* Given problem *
Write out the whole listing, matching it exactly.

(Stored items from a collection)
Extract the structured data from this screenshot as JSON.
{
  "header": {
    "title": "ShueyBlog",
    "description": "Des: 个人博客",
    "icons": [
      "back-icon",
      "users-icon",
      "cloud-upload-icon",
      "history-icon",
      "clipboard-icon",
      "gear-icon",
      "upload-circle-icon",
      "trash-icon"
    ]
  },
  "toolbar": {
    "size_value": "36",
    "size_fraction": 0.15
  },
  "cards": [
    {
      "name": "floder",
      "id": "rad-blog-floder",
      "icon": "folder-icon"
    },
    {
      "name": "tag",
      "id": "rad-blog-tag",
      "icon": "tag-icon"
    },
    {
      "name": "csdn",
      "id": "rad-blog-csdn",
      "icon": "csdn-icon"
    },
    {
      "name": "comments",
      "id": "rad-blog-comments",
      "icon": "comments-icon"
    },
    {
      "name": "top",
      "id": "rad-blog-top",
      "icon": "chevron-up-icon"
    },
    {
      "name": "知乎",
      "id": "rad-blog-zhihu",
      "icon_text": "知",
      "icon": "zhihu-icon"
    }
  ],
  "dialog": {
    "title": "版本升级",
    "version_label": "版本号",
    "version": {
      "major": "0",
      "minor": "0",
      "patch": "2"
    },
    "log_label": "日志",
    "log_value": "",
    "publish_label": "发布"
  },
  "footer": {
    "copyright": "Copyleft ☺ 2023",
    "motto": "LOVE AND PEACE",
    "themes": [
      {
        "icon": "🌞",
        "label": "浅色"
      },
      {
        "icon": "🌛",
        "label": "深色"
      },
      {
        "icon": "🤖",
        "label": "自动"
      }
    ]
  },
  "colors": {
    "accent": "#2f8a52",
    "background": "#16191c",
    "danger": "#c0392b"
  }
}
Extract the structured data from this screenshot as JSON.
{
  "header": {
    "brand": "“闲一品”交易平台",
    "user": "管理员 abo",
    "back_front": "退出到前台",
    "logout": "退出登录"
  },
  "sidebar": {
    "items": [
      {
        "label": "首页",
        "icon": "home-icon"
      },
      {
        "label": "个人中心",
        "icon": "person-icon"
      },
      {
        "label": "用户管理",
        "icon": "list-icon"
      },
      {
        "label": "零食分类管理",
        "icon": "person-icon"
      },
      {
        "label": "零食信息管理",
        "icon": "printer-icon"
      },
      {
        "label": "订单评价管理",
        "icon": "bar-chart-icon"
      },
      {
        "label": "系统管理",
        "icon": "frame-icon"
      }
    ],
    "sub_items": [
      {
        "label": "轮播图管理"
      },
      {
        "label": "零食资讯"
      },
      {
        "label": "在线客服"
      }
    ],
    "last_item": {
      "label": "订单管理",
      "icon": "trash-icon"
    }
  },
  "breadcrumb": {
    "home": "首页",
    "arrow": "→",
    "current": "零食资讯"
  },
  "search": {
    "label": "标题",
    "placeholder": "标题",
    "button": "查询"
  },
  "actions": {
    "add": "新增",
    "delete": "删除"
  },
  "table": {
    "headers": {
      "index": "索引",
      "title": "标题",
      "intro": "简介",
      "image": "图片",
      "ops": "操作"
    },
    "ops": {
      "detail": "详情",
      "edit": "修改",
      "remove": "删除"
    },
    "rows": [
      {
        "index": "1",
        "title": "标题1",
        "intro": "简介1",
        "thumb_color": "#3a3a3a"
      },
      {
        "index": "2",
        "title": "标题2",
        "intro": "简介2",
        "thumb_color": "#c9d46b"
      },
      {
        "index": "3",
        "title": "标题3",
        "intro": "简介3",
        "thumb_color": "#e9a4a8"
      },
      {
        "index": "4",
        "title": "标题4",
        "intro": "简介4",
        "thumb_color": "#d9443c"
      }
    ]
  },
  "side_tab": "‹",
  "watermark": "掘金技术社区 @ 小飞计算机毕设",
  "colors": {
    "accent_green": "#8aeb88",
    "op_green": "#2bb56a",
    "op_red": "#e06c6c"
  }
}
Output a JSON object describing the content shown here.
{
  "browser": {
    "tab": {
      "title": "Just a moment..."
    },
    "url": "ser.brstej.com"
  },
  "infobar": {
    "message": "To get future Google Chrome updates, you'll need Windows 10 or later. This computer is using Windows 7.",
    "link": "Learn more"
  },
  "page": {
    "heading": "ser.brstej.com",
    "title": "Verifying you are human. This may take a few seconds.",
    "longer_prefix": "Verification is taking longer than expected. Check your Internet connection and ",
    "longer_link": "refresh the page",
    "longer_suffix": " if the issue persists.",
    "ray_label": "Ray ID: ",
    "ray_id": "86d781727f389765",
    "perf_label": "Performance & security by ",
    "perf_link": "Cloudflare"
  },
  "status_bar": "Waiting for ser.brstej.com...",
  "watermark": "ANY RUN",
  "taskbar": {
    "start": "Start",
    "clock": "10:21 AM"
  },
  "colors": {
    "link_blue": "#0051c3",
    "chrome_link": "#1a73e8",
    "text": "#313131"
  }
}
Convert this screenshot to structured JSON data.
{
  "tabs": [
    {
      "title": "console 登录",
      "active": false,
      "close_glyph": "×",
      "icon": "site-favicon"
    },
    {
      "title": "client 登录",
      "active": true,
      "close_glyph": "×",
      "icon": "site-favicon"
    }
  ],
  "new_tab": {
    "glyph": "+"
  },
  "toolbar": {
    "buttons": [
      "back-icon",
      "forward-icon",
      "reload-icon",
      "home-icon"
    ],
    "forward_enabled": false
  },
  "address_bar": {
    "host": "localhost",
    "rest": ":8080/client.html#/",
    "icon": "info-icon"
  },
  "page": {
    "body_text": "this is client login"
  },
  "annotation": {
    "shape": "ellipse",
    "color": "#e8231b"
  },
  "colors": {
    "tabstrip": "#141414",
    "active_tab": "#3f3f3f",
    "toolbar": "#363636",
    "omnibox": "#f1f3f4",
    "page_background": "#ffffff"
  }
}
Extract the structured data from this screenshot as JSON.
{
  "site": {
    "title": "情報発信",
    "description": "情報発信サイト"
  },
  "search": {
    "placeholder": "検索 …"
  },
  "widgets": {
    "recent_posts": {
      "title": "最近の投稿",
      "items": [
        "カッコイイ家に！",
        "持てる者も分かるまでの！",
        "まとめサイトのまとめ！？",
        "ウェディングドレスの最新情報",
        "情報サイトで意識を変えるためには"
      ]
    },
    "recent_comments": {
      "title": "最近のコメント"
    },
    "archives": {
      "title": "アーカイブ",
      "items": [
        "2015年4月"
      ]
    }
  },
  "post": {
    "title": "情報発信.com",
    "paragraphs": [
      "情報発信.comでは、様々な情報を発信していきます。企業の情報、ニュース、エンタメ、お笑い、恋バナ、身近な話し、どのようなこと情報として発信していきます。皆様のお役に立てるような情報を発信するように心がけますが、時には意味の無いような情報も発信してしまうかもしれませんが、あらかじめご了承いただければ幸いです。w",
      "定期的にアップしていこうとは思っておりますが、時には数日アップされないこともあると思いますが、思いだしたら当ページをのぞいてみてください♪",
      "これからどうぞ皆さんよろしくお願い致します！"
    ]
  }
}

* Result below *
Extract the structured data from this screenshot as JSON.
{
  "header": {
    "title": "ShueyBlog",
    "description": "Des: 个人博客",
    "icons": [
      "back-icon",
      "users-icon",
      "cloud-upload-icon",
      "history-icon",
      "clipboard-icon",
      "gear-icon",
      "upload-circle-icon",
      "trash-icon"
    ]
  },
  "toolbar": {
    "size_value": "36",
    "size_fraction": 0.15
  },
  "cards": [
    {
      "name": "floder",
      "id": "rad-blog-floder",
      "icon": "folder-icon"
    },
    {
      "name": "tag",
      "id": "rad-blog-tag",
      "icon": "tag-icon"
    },
    {
      "name": "csdn",
      "id": "rad-blog-csdn",
      "icon": "csdn-icon"
    },
    {
      "name": "comments",
      "id": "rad-blog-comments",
      "icon": "comments-icon"
    },
    {
      "name": "top",
      "id": "rad-blog-top",
      "icon": "chevron-up-icon"
    },
    {
      "name": "知乎",
      "id": "rad-blog-zhihu",
      "icon_text": "知",
      "icon": "zhihu-icon"
    }
  ],
  "dialog": {
    "title": "版本升级",
    "version_label": "版本号",
    "version": {
      "major": "0",
      "minor": "0",
      "patch": "2"
    },
    "log_label": "日志",
    "log_value": "",
    "publish_label": "发布"
  },
  "footer": {
    "copyright": "Copyleft ☺ 2023",
    "motto": "LOVE AND PEACE",
    "themes": [
      {
        "icon": "🌞",
        "label": "浅色"
      },
      {
        "icon": "🌛",
        "label": "深色"
      },
      {
        "icon": "🤖",
        "label": "自动"
      }
    ]
  },
  "colors": {
    "accent": "#2f8a52",
    "background": "#16191c",
    "danger": "#c0392b"
  }
}
Extract the structured data from this screenshot as JSON.
{
  "header": {
    "brand": "“闲一品”交易平台",
    "user": "管理员 abo",
    "back_front": "退出到前台",
    "logout": "退出登录"
  },
  "sidebar": {
    "items": [
      {
        "label": "首页",
        "icon": "home-icon"
      },
      {
        "label": "个人中心",
        "icon": "person-icon"
      },
      {
        "label": "用户管理",
        "icon": "list-icon"
      },
      {
        "label": "零食分类管理",
        "icon": "person-icon"
      },
      {
        "label": "零食信息管理",
        "icon": "printer-icon"
      },
      {
        "label": "订单评价管理",
        "icon": "bar-chart-icon"
      },
      {
        "label": "系统管理",
        "icon": "frame-icon"
      }
    ],
    "sub_items": [
      {
        "label": "轮播图管理"
      },
      {
        "label": "零食资讯"
      },
      {
        "label": "在线客服"
      }
    ],
    "last_item": {
      "label": "订单管理",
      "icon": "trash-icon"
    }
  },
  "breadcrumb": {
    "home": "首页",
    "arrow": "→",
    "current": "零食资讯"
  },
  "search": {
    "label": "标题",
    "placeholder": "标题",
    "button": "查询"
  },
  "actions": {
    "add": "新增",
    "delete": "删除"
  },
  "table": {
    "headers": {
      "index": "索引",
      "title": "标题",
      "intro": "简介",
      "image": "图片",
      "ops": "操作"
    },
    "ops": {
      "detail": "详情",
      "edit": "修改",
      "remove": "删除"
    },
    "rows": [
      {
        "index": "1",
        "title": "标题1",
        "intro": "简介1",
        "thumb_color": "#3a3a3a"
      },
      {
        "index": "2",
        "title": "标题2",
        "intro": "简介2",
        "thumb_color": "#c9d46b"
      },
      {
        "index": "3",
        "title": "标题3",
        "intro": "简介3",
        "thumb_color": "#e9a4a8"
      },
      {
        "index": "4",
        "title": "标题4",
        "intro": "简介4",
        "thumb_color": "#d9443c"
      }
    ]
  },
  "side_tab": "‹",
  "watermark": "掘金技术社区 @ 小飞计算机毕设",
  "colors": {
    "accent_green": "#8aeb88",
    "op_green": "#2bb56a",
    "op_red": "#e06c6c"
  }
}
Output a JSON object describing the content shown here.
{
  "browser": {
    "tab": {
      "title": "Just a moment..."
    },
    "url": "ser.brstej.com"
  },
  "infobar": {
    "message": "To get future Google Chrome updates, you'll need Windows 10 or later. This computer is using Windows 7.",
    "link": "Learn more"
  },
  "page": {
    "heading": "ser.brstej.com",
    "title": "Verifying you are human. This may take a few seconds.",
    "longer_prefix": "Verification is taking longer than expected. Check your Internet connection and ",
    "longer_link": "refresh the page",
    "longer_suffix": " if the issue persists.",
    "ray_label": "Ray ID: ",
    "ray_id": "86d781727f389765",
    "perf_label": "Performance & security by ",
    "perf_link": "Cloudflare"
  },
  "status_bar": "Waiting for ser.brstej.com...",
  "watermark": "ANY RUN",
  "taskbar": {
    "start": "Start",
    "clock": "10:21 AM"
  },
  "colors": {
    "link_blue": "#0051c3",
    "chrome_link": "#1a73e8",
    "text": "#313131"
  }
}
Convert this screenshot to structured JSON data.
{
  "tabs": [
    {
      "title": "console 登录",
      "active": false,
      "close_glyph": "×",
      "icon": "site-favicon"
    },
    {
      "title": "client 登录",
      "active": true,
      "close_glyph": "×",
      "icon": "site-favicon"
    }
  ],
  "new_tab": {
    "glyph": "+"
  },
  "toolbar": {
    "buttons": [
      "back-icon",
      "forward-icon",
      "reload-icon",
      "home-icon"
    ],
    "forward_enabled": false
  },
  "address_bar": {
    "host": "localhost",
    "rest": ":8080/client.html#/",
    "icon": "info-icon"
  },
  "page": {
    "body_text": "this is client login"
  },
  "annotation": {
    "shape": "ellipse",
    "color": "#e8231b"
  },
  "colors": {
    "tabstrip": "#141414",
    "active_tab": "#3f3f3f",
    "toolbar": "#363636",
    "omnibox": "#f1f3f4",
    "page_background": "#ffffff"
  }
}
Extract the structured data from this screenshot as JSON.
{
  "site": {
    "title": "情報発信",
    "description": "情報発信サイト"
  },
  "search": {
    "placeholder": "検索 …"
  },
  "widgets": {
    "recent_posts": {
      "title": "最近の投稿",
      "items": [
        "カッコイイ家に！",
        "持てる者も分かるまでの！",
        "まとめサイトのまとめ！？",
        "ウェディングドレスの最新情報",
        "情報サイトで意識を変えるためには"
      ]
    },
    "recent_comments": {
      "title": "最近のコメント"
    },
    "archives": {
      "title": "アーカイブ",
      "items": [
        "2015年4月"
      ]
    }
  },
  "post": {
    "title": "情報発信.com",
    "paragraphs": [
      "情報発信.comでは、様々な情報を発信していきます。企業の情報、ニュース、エンタメ、お笑い、恋バナ、身近な話し、どのようなこと情報として発信していきます。皆様のお役に立てるような情報を発信するように心がけますが、時には意味の無いような情報も発信してしまうかもしれませんが、あらかじめご了承いただければ幸いです。w",
      "定期的にアップしていこうとは思っておりますが、時には数日アップされないこともあると思いますが、思いだしたら当ページをのぞいてみてください♪",
      "これからどうぞ皆さんよろしくお願い致します！"
    ]
  }
}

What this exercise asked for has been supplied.